* START INPUT MATERIAL *

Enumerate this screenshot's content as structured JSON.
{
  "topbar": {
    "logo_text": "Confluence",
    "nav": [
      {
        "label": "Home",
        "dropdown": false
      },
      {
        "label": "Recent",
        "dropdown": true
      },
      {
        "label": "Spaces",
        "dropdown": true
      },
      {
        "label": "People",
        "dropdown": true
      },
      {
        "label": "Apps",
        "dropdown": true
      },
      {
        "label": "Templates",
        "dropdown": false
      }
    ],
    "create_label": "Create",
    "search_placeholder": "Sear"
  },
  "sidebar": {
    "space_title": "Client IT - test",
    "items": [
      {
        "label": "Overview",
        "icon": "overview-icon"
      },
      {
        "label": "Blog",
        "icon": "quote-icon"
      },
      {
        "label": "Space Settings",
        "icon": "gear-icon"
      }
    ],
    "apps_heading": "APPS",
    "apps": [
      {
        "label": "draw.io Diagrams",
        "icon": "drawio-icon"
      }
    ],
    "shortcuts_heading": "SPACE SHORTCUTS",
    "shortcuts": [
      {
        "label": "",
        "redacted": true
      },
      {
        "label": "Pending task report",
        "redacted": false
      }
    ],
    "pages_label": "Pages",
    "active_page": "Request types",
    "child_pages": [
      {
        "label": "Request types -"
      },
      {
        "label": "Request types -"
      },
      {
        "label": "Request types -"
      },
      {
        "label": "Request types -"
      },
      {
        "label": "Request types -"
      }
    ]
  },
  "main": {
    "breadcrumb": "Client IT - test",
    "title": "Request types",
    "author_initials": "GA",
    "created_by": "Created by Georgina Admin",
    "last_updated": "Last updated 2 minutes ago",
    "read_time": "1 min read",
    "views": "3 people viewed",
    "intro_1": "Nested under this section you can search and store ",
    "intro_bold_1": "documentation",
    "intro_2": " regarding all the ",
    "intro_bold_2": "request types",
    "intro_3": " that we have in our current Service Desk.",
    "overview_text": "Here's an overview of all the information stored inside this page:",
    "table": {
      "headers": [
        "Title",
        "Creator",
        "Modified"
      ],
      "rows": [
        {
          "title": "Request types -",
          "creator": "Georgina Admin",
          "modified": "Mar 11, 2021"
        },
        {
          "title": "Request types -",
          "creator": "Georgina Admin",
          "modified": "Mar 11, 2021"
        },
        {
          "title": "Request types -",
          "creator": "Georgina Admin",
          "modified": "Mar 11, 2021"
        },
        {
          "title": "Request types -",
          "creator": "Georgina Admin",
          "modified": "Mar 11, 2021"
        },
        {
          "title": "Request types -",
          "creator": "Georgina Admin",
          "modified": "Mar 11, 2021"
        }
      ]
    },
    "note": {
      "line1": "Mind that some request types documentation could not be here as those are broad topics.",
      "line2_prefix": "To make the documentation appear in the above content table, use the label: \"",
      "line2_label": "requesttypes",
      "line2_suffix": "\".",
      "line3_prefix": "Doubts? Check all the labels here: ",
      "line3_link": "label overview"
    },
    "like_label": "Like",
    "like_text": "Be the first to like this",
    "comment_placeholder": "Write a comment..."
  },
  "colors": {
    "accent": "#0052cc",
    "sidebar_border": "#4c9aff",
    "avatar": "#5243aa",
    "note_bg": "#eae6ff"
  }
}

* END INPUT MATERIAL *

=== AIM ===
Reproduce the data, keeping every line exactly the same.

=== ANSWER TO THE EXERCISE ===
Enumerate this screenshot's content as structured JSON.
{
  "topbar": {
    "logo_text": "Confluence",
    "nav": [
      {
        "label": "Home",
        "dropdown": false
      },
      {
        "label": "Recent",
        "dropdown": true
      },
      {
        "label": "Spaces",
        "dropdown": true
      },
      {
        "label": "People",
        "dropdown": true
      },
      {
        "label": "Apps",
        "dropdown": true
      },
      {
        "label": "Templates",
        "dropdown": false
      }
    ],
    "create_label": "Create",
    "search_placeholder": "Sear"
  },
  "sidebar": {
    "space_title": "Client IT - test",
    "items": [
      {
        "label": "Overview",
        "icon": "overview-icon"
      },
      {
        "label": "Blog",
        "icon": "quote-icon"
      },
      {
        "label": "Space Settings",
        "icon": "gear-icon"
      }
    ],
    "apps_heading": "APPS",
    "apps": [
      {
        "label": "draw.io Diagrams",
        "icon": "drawio-icon"
      }
    ],
    "shortcuts_heading": "SPACE SHORTCUTS",
    "shortcuts": [
      {
        "label": "",
        "redacted": true
      },
      {
        "label": "Pending task report",
        "redacted": false
      }
    ],
    "pages_label": "Pages",
    "active_page": "Request types",
    "child_pages": [
      {
        "label": "Request types -"
      },
      {
        "label": "Request types -"
      },
      {
        "label": "Request types -"
      },
      {
        "label": "Request types -"
      },
      {
        "label": "Request types -"
      }
    ]
  },
  "main": {
    "breadcrumb": "Client IT - test",
    "title": "Request types",
    "author_initials": "GA",
    "created_by": "Created by Georgina Admin",
    "last_updated": "Last updated 2 minutes ago",
    "read_time": "1 min read",
    "views": "3 people viewed",
    "intro_1": "Nested under this section you can search and store ",
    "intro_bold_1": "documentation",
    "intro_2": " regarding all the ",
    "intro_bold_2": "request types",
    "intro_3": " that we have in our current Service Desk.",
    "overview_text": "Here's an overview of all the information stored inside this page:",
    "table": {
      "headers": [
        "Title",
        "Creator",
        "Modified"
      ],
      "rows": [
        {
          "title": "Request types -",
          "creator": "Georgina Admin",
          "modified": "Mar 11, 2021"
        },
        {
          "title": "Request types -",
          "creator": "Georgina Admin",
          "modified": "Mar 11, 2021"
        },
        {
          "title": "Request types -",
          "creator": "Georgina Admin",
          "modified": "Mar 11, 2021"
        },
        {
          "title": "Request types -",
          "creator": "Georgina Admin",
          "modified": "Mar 11, 2021"
        },
        {
          "title": "Request types -",
          "creator": "Georgina Admin",
          "modified": "Mar 11, 2021"
        }
      ]
    },
    "note": {
      "line1": "Mind that some request types documentation could not be here as those are broad topics.",
      "line2_prefix": "To make the documentation appear in the above content table, use the label: \"",
      "line2_label": "requesttypes",
      "line2_suffix": "\".",
      "line3_prefix": "Doubts? Check all the labels here: ",
      "line3_link": "label overview"
    },
    "like_label": "Like",
    "like_text": "Be the first to like this",
    "comment_placeholder": "Write a comment..."
  },
  "colors": {
    "accent": "#0052cc",
    "sidebar_border": "#4c9aff",
    "avatar": "#5243aa",
    "note_bg": "#eae6ff"
  }
}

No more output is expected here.